• [Record extracts]
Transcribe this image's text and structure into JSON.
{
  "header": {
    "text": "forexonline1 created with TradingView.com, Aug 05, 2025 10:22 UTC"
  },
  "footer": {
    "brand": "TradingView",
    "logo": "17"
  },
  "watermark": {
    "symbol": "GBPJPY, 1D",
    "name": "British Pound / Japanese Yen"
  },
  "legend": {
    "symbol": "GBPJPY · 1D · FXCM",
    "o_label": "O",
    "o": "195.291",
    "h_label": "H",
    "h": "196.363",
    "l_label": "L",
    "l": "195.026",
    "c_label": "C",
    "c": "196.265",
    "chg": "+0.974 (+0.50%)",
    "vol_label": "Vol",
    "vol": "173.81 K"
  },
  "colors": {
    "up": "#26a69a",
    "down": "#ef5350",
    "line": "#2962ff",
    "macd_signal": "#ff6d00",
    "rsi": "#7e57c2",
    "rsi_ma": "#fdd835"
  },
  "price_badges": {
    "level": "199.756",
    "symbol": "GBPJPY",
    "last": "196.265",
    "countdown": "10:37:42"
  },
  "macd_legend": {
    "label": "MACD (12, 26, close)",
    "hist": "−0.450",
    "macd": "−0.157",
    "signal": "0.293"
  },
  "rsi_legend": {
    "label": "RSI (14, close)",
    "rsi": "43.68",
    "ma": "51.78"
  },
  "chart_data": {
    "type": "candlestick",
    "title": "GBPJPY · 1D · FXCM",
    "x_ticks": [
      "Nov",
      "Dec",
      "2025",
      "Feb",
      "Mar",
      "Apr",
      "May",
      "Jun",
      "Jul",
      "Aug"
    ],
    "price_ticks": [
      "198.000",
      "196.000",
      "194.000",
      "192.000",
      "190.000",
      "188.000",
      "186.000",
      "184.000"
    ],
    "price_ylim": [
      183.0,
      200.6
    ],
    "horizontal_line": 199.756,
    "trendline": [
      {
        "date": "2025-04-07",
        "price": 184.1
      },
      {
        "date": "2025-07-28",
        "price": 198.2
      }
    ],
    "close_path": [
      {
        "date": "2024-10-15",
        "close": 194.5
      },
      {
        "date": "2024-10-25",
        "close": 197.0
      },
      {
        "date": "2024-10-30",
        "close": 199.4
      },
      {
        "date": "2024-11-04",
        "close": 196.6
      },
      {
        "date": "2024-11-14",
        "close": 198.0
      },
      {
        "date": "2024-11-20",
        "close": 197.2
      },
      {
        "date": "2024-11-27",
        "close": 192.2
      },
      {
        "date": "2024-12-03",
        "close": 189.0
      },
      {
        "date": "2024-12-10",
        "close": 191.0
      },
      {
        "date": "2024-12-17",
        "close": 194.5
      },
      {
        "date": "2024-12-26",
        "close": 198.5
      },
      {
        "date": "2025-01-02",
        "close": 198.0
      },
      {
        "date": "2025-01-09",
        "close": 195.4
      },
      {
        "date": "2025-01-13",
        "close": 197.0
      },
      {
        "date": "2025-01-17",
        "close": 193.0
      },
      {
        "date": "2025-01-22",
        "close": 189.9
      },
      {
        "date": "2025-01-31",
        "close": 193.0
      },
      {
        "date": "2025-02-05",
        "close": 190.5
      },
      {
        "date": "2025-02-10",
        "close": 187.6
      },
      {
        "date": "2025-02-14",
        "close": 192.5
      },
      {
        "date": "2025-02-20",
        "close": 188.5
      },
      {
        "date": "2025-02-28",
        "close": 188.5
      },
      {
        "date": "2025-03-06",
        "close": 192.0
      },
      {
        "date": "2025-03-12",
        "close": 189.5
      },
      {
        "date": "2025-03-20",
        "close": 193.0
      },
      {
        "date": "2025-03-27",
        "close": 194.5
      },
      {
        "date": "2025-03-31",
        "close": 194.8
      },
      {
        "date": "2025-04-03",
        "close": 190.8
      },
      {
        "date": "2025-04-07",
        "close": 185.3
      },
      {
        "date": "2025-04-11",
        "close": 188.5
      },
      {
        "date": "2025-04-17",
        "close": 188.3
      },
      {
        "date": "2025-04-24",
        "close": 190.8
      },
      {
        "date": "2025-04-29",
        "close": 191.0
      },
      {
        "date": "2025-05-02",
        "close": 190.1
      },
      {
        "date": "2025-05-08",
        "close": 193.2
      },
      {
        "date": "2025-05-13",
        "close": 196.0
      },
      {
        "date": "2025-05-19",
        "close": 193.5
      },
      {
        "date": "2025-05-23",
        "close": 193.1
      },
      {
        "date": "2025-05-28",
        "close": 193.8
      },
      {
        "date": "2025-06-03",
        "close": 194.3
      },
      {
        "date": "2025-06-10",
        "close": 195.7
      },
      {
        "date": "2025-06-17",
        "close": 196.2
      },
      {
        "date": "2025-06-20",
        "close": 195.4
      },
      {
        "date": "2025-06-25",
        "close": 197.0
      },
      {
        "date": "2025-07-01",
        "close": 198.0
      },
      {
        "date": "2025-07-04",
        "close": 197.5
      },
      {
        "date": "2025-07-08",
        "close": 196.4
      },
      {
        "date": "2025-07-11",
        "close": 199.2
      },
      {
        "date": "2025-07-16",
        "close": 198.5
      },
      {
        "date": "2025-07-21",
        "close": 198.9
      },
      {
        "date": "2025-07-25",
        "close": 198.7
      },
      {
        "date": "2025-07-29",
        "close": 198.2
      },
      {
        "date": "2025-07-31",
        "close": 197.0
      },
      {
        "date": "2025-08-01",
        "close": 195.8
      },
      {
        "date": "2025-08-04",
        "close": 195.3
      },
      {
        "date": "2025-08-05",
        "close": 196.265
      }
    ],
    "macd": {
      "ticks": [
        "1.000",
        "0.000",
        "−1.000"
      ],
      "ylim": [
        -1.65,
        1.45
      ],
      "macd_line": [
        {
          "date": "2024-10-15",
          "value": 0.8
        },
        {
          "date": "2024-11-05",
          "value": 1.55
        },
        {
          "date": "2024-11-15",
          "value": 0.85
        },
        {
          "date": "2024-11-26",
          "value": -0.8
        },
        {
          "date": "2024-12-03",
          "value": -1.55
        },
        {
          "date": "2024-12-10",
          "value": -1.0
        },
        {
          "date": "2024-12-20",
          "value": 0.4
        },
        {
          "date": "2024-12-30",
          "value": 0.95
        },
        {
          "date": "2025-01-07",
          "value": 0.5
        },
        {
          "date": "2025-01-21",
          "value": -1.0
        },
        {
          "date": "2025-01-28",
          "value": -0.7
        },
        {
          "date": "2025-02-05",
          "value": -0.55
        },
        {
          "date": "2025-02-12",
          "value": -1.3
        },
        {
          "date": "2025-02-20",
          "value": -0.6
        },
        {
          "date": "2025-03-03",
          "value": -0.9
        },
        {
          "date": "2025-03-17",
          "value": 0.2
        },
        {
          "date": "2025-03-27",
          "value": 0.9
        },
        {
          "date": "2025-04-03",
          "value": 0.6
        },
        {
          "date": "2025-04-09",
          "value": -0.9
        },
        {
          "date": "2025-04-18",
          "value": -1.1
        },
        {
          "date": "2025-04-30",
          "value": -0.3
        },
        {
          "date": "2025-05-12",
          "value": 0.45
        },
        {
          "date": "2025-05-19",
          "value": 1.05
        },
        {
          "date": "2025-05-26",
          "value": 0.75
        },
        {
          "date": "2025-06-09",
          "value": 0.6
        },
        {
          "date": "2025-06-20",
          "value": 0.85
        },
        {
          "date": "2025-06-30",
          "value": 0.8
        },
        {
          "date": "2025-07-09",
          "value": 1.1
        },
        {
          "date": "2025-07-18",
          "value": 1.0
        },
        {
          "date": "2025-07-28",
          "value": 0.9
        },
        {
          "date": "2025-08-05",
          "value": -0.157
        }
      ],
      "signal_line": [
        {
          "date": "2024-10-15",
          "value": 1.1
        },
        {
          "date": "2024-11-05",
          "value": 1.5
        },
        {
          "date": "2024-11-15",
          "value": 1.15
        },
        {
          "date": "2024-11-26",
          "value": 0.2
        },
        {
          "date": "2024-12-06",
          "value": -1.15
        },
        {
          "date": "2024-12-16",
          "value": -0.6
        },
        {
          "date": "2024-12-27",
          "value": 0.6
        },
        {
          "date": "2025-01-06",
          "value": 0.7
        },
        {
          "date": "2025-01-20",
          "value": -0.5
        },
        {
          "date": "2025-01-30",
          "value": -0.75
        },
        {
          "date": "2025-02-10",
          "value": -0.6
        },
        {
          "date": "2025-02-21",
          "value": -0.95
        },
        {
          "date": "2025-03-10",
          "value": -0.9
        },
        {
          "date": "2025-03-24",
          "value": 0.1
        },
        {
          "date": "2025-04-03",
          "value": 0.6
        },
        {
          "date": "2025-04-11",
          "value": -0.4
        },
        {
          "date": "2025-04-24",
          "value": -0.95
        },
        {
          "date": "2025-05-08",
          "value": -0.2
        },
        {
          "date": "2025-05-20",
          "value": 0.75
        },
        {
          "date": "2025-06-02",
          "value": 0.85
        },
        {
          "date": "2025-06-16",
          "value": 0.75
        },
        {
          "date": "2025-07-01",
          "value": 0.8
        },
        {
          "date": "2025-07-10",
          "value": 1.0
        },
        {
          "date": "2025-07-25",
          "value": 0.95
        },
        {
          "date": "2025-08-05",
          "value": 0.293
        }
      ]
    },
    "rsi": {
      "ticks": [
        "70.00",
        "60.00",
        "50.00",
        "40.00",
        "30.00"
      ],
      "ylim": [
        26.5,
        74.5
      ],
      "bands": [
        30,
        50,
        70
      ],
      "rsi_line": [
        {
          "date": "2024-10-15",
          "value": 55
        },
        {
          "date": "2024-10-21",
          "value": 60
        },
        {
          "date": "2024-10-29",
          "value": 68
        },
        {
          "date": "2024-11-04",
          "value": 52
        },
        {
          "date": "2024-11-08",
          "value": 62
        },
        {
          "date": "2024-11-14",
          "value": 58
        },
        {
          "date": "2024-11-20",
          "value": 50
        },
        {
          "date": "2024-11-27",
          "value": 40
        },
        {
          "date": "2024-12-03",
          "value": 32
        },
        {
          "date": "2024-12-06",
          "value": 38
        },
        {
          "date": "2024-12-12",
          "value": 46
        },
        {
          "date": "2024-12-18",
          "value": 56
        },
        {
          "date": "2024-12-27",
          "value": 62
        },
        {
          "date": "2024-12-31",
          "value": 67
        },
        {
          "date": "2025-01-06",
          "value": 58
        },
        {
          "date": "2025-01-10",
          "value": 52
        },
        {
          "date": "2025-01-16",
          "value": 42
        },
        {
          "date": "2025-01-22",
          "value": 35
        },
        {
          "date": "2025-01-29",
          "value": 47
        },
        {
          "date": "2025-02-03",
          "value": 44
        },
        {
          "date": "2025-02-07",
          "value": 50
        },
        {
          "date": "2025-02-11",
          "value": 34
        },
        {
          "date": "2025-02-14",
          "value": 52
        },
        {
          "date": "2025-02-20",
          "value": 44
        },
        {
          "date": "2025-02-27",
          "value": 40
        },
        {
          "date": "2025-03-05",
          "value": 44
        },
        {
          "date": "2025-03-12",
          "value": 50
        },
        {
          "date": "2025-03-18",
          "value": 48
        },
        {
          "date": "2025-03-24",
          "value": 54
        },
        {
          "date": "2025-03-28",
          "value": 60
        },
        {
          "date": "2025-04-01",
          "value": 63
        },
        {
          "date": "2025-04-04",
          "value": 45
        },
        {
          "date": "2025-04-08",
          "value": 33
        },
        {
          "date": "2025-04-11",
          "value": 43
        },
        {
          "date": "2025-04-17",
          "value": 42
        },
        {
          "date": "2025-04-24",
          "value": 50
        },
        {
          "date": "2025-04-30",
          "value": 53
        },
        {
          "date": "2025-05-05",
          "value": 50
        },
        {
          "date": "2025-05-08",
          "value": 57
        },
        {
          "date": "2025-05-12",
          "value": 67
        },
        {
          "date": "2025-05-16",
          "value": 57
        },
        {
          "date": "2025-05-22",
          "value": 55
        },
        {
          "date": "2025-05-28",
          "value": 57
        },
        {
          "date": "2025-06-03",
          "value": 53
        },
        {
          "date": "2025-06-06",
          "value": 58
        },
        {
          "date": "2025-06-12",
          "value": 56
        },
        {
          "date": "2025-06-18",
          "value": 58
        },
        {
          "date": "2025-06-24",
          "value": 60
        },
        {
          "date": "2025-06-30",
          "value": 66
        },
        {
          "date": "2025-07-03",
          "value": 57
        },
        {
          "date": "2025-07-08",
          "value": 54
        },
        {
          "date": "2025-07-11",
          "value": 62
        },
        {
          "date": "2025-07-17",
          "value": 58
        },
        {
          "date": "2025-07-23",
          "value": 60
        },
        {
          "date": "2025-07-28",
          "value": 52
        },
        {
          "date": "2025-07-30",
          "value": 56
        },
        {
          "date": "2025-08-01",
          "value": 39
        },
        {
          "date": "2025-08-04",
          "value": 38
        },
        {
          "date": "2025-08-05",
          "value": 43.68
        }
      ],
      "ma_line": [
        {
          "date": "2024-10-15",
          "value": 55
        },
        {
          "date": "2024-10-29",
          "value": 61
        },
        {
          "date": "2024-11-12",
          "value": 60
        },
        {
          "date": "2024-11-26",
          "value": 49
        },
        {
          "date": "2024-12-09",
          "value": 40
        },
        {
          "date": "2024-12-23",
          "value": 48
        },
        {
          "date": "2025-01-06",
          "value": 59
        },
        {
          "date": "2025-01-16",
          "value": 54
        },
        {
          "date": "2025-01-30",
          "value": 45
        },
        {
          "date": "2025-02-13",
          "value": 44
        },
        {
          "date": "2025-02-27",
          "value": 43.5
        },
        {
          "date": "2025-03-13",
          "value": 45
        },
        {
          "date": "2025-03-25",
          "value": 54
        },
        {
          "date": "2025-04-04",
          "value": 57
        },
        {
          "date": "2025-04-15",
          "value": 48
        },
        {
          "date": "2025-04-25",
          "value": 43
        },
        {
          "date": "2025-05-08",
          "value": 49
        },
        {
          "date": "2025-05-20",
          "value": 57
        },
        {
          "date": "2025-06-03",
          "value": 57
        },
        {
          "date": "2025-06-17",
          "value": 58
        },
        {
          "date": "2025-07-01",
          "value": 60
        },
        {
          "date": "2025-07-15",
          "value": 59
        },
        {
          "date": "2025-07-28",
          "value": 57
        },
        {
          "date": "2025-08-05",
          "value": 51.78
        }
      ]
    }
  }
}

• [What to produce] Look through the data above. Copy every line with the string "FXCM" in it.

• [Solved problem]
    "symbol": "GBPJPY · 1D · FXCM",
    "title": "GBPJPY · 1D · FXCM",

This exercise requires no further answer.